> [To do]: Which lines hold the word "intensity"? Copy each of them.

[start]

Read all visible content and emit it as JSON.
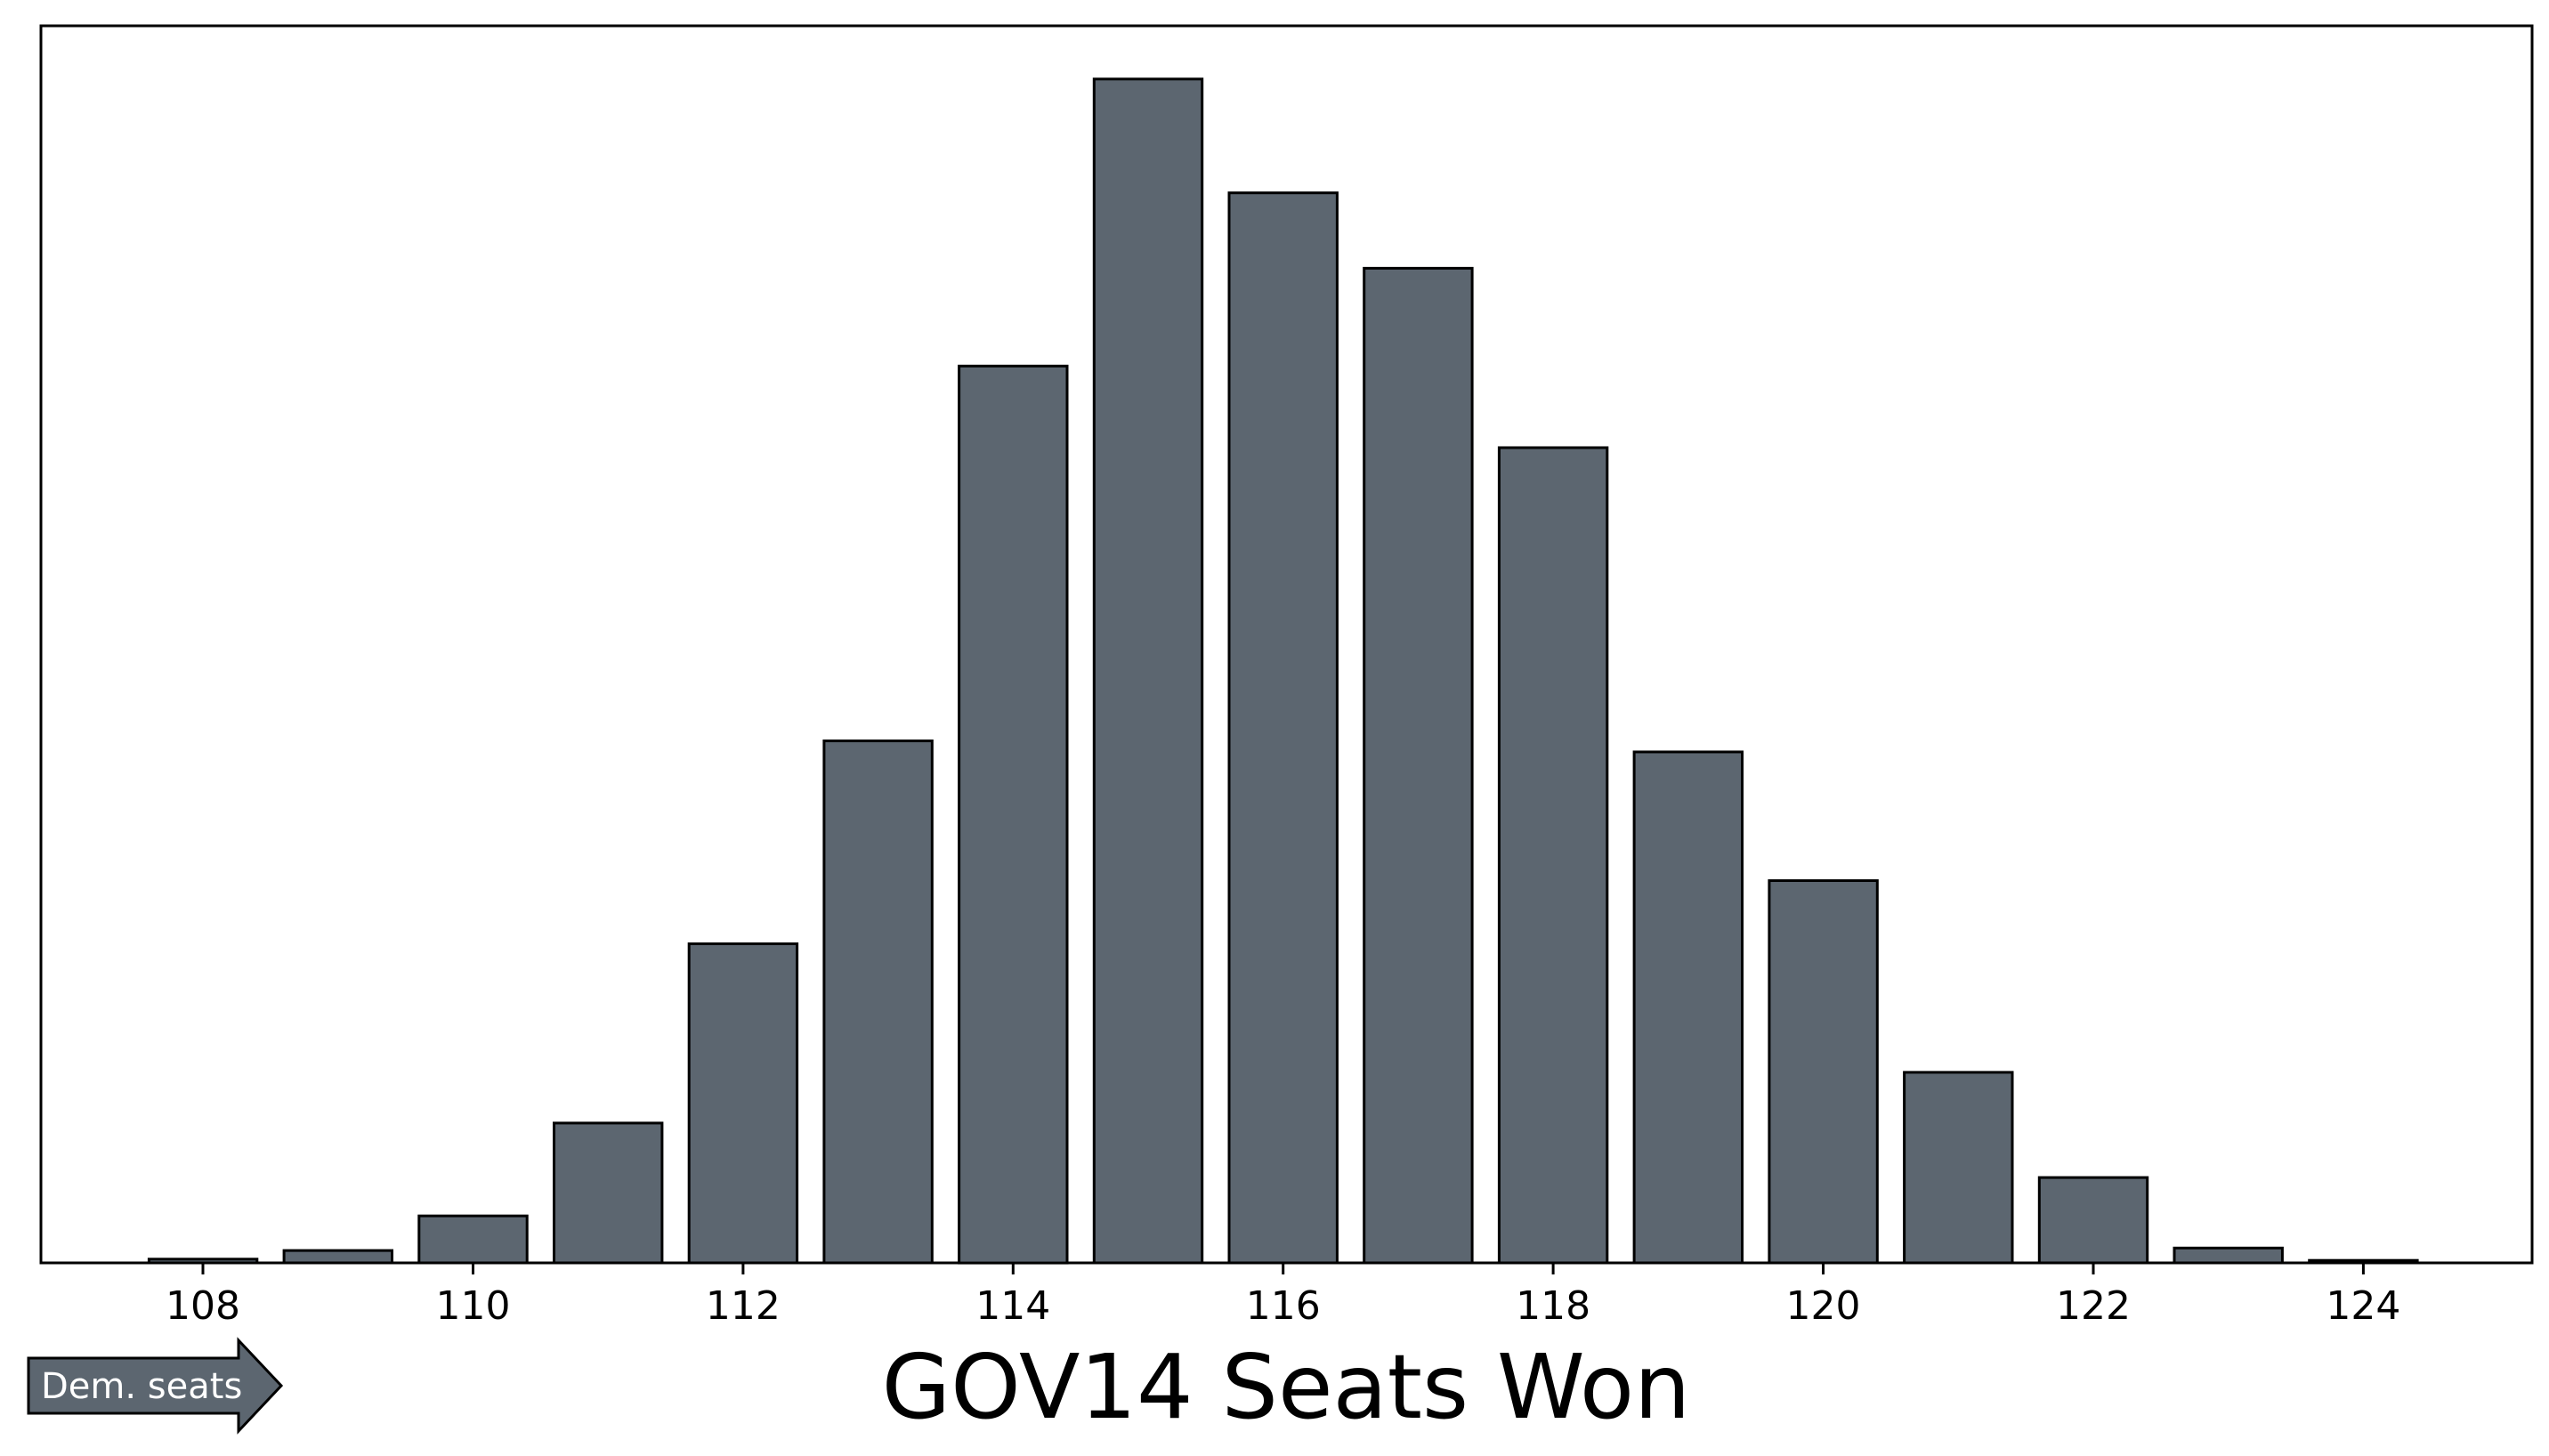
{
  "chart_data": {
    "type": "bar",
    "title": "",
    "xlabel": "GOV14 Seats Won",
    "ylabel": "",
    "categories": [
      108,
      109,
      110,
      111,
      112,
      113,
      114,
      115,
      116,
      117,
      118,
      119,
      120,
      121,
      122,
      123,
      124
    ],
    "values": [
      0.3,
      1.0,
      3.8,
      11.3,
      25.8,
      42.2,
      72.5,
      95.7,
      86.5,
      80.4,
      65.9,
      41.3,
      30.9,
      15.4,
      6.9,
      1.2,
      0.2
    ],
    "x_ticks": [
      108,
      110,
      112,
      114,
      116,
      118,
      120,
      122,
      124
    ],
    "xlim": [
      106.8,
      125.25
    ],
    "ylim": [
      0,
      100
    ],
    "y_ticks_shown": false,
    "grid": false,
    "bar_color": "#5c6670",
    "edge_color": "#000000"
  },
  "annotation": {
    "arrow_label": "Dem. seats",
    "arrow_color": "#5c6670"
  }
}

[end]
[start]

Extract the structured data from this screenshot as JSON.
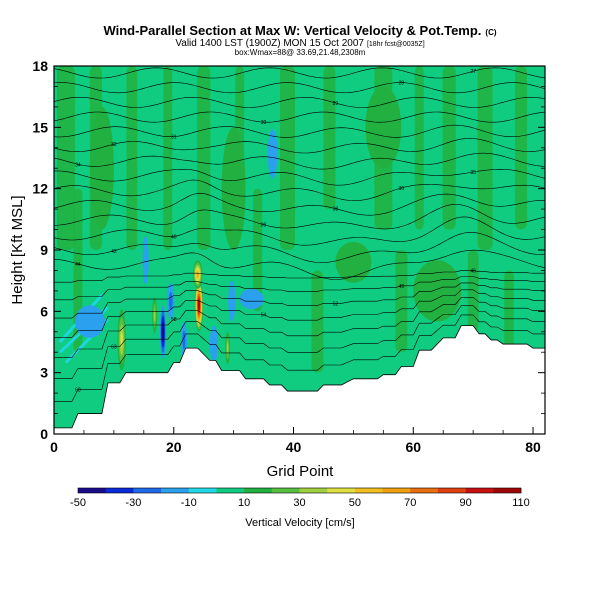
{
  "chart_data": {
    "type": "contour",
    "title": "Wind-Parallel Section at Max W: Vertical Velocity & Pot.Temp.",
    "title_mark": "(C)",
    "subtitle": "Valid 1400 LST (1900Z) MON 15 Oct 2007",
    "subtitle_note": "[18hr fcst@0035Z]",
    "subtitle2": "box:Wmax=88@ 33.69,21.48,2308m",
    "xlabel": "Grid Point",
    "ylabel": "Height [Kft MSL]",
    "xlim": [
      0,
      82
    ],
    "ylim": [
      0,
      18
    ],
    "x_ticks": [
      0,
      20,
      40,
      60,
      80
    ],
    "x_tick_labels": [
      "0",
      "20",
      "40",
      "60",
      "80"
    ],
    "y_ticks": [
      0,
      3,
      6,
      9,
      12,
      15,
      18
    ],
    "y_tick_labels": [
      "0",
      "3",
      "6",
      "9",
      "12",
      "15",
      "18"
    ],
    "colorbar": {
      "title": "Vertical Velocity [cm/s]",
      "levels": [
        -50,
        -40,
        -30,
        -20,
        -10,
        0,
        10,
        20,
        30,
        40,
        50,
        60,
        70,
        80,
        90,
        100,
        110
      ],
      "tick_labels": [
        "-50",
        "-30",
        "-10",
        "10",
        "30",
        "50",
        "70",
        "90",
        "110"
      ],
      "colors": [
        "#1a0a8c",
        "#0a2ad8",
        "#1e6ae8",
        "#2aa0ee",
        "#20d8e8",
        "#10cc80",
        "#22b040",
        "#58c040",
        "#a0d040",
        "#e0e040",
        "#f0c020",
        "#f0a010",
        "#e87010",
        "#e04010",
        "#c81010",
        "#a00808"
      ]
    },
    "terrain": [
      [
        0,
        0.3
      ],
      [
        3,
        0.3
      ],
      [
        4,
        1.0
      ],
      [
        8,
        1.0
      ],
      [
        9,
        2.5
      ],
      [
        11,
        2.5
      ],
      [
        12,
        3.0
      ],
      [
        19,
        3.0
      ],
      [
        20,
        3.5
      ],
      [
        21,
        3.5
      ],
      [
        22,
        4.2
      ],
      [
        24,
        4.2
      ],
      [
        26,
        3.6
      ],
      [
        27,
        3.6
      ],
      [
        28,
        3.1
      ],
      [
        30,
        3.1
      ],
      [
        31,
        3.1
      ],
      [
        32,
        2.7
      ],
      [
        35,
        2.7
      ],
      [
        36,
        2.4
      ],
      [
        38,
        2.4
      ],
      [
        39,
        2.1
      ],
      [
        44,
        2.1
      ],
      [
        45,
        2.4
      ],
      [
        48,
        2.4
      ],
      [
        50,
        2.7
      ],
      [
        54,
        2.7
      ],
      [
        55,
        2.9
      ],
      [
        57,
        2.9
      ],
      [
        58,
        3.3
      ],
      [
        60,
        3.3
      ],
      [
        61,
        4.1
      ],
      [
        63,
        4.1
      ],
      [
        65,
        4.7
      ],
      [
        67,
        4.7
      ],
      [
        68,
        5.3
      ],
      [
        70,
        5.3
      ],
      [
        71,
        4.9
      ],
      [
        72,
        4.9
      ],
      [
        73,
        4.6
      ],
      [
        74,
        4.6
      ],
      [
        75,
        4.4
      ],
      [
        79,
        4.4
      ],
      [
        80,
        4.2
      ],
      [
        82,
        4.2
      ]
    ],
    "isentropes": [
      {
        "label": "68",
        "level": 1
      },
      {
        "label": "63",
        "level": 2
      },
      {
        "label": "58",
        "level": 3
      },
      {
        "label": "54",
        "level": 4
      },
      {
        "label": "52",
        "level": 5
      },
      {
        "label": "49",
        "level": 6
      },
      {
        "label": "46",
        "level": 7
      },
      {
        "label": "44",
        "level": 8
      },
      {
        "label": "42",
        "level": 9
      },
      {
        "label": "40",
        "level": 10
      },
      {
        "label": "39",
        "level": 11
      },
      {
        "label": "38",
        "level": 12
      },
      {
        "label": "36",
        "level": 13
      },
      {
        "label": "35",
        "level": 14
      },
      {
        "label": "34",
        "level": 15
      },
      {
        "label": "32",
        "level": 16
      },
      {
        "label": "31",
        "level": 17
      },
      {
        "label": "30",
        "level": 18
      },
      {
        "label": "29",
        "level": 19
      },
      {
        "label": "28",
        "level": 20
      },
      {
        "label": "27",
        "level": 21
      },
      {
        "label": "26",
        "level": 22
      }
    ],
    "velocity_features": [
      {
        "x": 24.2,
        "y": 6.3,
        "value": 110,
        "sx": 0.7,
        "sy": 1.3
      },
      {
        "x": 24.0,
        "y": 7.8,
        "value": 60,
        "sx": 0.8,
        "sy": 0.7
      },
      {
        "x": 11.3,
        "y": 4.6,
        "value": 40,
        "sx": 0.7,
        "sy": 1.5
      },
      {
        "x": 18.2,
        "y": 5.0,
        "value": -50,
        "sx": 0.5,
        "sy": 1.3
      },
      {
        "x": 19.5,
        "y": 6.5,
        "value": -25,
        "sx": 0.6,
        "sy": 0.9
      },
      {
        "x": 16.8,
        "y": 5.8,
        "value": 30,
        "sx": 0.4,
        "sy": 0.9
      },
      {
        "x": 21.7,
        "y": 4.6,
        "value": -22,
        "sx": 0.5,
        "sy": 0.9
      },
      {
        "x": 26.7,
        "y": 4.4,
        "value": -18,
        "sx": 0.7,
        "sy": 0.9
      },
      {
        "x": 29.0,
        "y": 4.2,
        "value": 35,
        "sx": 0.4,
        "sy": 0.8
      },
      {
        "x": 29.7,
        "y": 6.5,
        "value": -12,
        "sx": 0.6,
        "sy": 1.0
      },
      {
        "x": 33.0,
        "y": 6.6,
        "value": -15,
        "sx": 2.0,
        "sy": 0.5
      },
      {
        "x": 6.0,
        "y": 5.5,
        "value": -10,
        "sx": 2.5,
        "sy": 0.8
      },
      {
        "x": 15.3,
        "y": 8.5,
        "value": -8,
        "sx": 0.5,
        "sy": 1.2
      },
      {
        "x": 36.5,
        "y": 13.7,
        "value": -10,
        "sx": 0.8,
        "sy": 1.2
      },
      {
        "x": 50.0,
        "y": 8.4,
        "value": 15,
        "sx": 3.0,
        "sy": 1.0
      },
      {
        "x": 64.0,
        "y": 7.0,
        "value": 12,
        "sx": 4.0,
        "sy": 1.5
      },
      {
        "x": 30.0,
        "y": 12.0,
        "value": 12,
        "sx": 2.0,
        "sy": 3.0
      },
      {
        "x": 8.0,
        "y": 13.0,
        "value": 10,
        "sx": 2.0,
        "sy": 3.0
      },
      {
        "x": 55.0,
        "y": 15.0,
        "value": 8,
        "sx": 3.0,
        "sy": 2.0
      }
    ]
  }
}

[end]
[start]

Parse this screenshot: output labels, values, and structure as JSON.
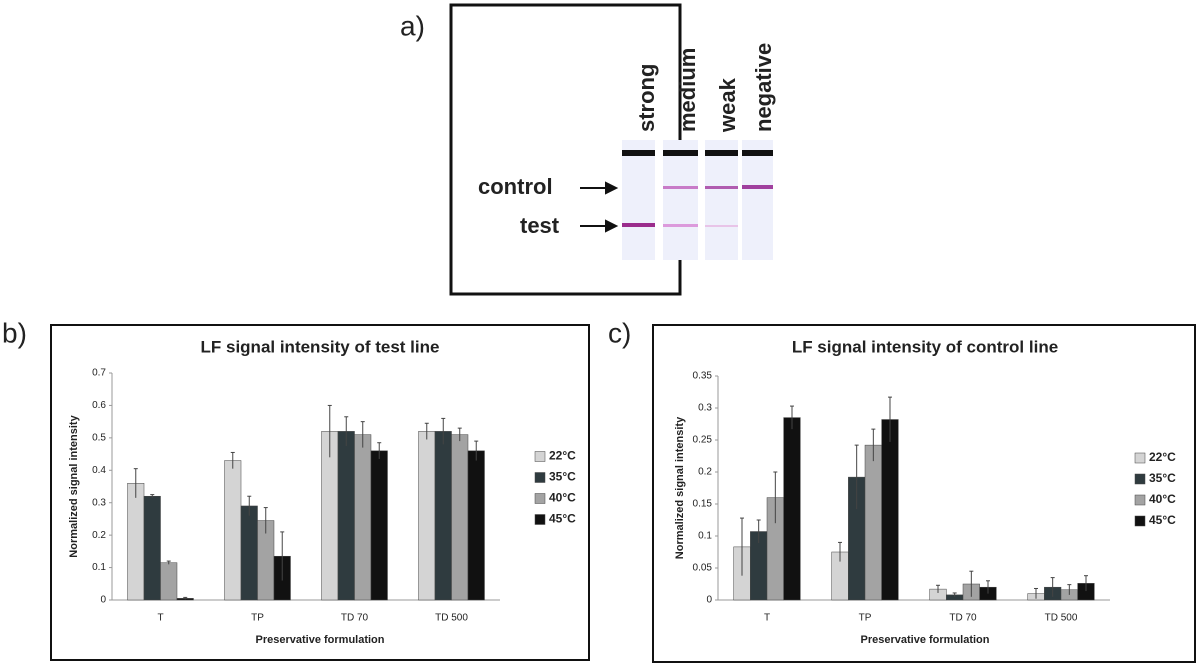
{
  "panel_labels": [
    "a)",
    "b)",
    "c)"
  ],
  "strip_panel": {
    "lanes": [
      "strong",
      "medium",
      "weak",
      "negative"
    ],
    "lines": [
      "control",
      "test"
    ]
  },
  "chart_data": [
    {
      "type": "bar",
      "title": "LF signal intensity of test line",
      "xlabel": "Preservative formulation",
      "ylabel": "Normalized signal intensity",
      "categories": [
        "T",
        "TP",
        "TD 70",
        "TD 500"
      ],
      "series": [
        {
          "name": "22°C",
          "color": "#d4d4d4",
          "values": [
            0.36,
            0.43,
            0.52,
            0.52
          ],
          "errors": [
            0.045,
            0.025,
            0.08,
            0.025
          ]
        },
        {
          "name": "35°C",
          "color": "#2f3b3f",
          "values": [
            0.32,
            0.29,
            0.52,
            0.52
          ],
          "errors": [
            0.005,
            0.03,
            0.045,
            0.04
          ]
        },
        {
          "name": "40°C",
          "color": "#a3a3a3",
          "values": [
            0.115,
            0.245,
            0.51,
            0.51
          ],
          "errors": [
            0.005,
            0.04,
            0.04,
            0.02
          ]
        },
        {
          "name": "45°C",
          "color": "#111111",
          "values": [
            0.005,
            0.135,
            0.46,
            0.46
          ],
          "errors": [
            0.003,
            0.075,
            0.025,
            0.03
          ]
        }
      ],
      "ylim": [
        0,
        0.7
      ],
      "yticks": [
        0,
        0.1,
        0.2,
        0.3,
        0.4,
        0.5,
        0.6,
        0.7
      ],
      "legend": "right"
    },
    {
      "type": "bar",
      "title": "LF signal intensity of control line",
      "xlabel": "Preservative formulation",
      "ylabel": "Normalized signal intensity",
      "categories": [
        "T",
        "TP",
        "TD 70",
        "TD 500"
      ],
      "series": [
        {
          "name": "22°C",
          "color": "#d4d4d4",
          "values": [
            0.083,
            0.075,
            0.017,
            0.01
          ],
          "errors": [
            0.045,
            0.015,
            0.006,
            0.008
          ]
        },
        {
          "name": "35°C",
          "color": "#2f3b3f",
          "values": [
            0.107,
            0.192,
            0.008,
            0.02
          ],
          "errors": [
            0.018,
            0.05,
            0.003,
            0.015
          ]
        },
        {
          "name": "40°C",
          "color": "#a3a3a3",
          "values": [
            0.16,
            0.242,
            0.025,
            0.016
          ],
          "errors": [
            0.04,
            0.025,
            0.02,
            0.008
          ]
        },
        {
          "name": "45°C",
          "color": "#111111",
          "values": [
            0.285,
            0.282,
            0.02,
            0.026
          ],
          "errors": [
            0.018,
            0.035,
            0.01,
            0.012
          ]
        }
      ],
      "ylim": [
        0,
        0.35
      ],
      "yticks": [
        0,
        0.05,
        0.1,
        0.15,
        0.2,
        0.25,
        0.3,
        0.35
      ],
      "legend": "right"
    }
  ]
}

[end]

> [Response]:
      "title": "LF signal intensity of test line",
      "ylabel": "Normalized signal intensity",
      "title": "LF signal intensity of control line",
      "ylabel": "Normalized signal intensity",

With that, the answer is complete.